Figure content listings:
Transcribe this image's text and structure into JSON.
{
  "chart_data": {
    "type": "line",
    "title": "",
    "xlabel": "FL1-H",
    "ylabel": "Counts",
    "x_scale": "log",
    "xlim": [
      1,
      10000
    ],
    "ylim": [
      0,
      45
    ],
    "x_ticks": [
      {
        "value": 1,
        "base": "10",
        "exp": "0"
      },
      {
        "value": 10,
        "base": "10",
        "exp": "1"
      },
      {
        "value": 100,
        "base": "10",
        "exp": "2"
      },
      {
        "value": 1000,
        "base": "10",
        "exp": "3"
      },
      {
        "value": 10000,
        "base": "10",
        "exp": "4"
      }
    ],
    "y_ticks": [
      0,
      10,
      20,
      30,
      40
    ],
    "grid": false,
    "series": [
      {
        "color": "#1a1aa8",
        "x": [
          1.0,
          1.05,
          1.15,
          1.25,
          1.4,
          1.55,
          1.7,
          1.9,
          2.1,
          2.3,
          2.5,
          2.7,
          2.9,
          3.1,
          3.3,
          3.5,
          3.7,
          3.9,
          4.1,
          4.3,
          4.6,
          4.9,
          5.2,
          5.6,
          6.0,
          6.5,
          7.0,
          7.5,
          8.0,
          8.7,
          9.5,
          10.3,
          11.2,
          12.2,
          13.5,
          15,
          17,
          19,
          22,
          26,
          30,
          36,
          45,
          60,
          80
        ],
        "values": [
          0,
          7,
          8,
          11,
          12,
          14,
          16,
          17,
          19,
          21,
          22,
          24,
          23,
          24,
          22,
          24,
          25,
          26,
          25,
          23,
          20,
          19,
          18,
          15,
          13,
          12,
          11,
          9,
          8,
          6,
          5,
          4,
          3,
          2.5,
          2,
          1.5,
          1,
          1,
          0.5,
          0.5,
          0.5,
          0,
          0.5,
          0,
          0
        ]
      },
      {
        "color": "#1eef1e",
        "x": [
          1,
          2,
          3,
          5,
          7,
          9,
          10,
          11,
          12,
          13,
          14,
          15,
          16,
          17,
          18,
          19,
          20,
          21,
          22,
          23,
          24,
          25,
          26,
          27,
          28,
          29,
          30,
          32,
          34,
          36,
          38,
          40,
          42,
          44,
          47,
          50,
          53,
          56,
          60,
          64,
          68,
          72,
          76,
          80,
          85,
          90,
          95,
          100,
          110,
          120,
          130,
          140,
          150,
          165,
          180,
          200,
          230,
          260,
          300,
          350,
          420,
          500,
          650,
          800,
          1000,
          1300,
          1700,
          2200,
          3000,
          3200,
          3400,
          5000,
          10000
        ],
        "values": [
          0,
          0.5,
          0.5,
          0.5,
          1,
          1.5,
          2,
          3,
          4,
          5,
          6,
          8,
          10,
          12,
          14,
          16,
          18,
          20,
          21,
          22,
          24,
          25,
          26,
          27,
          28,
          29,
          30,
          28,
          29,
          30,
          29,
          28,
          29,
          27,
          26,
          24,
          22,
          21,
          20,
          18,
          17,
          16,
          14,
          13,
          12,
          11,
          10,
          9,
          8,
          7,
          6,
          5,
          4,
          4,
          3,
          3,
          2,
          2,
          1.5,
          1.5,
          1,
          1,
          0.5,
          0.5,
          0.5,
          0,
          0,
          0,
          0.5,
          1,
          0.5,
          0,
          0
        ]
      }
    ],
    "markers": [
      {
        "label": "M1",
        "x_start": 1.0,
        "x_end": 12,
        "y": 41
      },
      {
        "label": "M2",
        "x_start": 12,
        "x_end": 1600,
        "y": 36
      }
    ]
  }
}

• EXERCISE DESCRIPTION: All of the entries must be written out exactly as they stand.

• THE RESULT:
Transcribe this image's text and structure into JSON.
{
  "chart_data": {
    "type": "line",
    "title": "",
    "xlabel": "FL1-H",
    "ylabel": "Counts",
    "x_scale": "log",
    "xlim": [
      1,
      10000
    ],
    "ylim": [
      0,
      45
    ],
    "x_ticks": [
      {
        "value": 1,
        "base": "10",
        "exp": "0"
      },
      {
        "value": 10,
        "base": "10",
        "exp": "1"
      },
      {
        "value": 100,
        "base": "10",
        "exp": "2"
      },
      {
        "value": 1000,
        "base": "10",
        "exp": "3"
      },
      {
        "value": 10000,
        "base": "10",
        "exp": "4"
      }
    ],
    "y_ticks": [
      0,
      10,
      20,
      30,
      40
    ],
    "grid": false,
    "series": [
      {
        "color": "#1a1aa8",
        "x": [
          1.0,
          1.05,
          1.15,
          1.25,
          1.4,
          1.55,
          1.7,
          1.9,
          2.1,
          2.3,
          2.5,
          2.7,
          2.9,
          3.1,
          3.3,
          3.5,
          3.7,
          3.9,
          4.1,
          4.3,
          4.6,
          4.9,
          5.2,
          5.6,
          6.0,
          6.5,
          7.0,
          7.5,
          8.0,
          8.7,
          9.5,
          10.3,
          11.2,
          12.2,
          13.5,
          15,
          17,
          19,
          22,
          26,
          30,
          36,
          45,
          60,
          80
        ],
        "values": [
          0,
          7,
          8,
          11,
          12,
          14,
          16,
          17,
          19,
          21,
          22,
          24,
          23,
          24,
          22,
          24,
          25,
          26,
          25,
          23,
          20,
          19,
          18,
          15,
          13,
          12,
          11,
          9,
          8,
          6,
          5,
          4,
          3,
          2.5,
          2,
          1.5,
          1,
          1,
          0.5,
          0.5,
          0.5,
          0,
          0.5,
          0,
          0
        ]
      },
      {
        "color": "#1eef1e",
        "x": [
          1,
          2,
          3,
          5,
          7,
          9,
          10,
          11,
          12,
          13,
          14,
          15,
          16,
          17,
          18,
          19,
          20,
          21,
          22,
          23,
          24,
          25,
          26,
          27,
          28,
          29,
          30,
          32,
          34,
          36,
          38,
          40,
          42,
          44,
          47,
          50,
          53,
          56,
          60,
          64,
          68,
          72,
          76,
          80,
          85,
          90,
          95,
          100,
          110,
          120,
          130,
          140,
          150,
          165,
          180,
          200,
          230,
          260,
          300,
          350,
          420,
          500,
          650,
          800,
          1000,
          1300,
          1700,
          2200,
          3000,
          3200,
          3400,
          5000,
          10000
        ],
        "values": [
          0,
          0.5,
          0.5,
          0.5,
          1,
          1.5,
          2,
          3,
          4,
          5,
          6,
          8,
          10,
          12,
          14,
          16,
          18,
          20,
          21,
          22,
          24,
          25,
          26,
          27,
          28,
          29,
          30,
          28,
          29,
          30,
          29,
          28,
          29,
          27,
          26,
          24,
          22,
          21,
          20,
          18,
          17,
          16,
          14,
          13,
          12,
          11,
          10,
          9,
          8,
          7,
          6,
          5,
          4,
          4,
          3,
          3,
          2,
          2,
          1.5,
          1.5,
          1,
          1,
          0.5,
          0.5,
          0.5,
          0,
          0,
          0,
          0.5,
          1,
          0.5,
          0,
          0
        ]
      }
    ],
    "markers": [
      {
        "label": "M1",
        "x_start": 1.0,
        "x_end": 12,
        "y": 41
      },
      {
        "label": "M2",
        "x_start": 12,
        "x_end": 1600,
        "y": 36
      }
    ]
  }
}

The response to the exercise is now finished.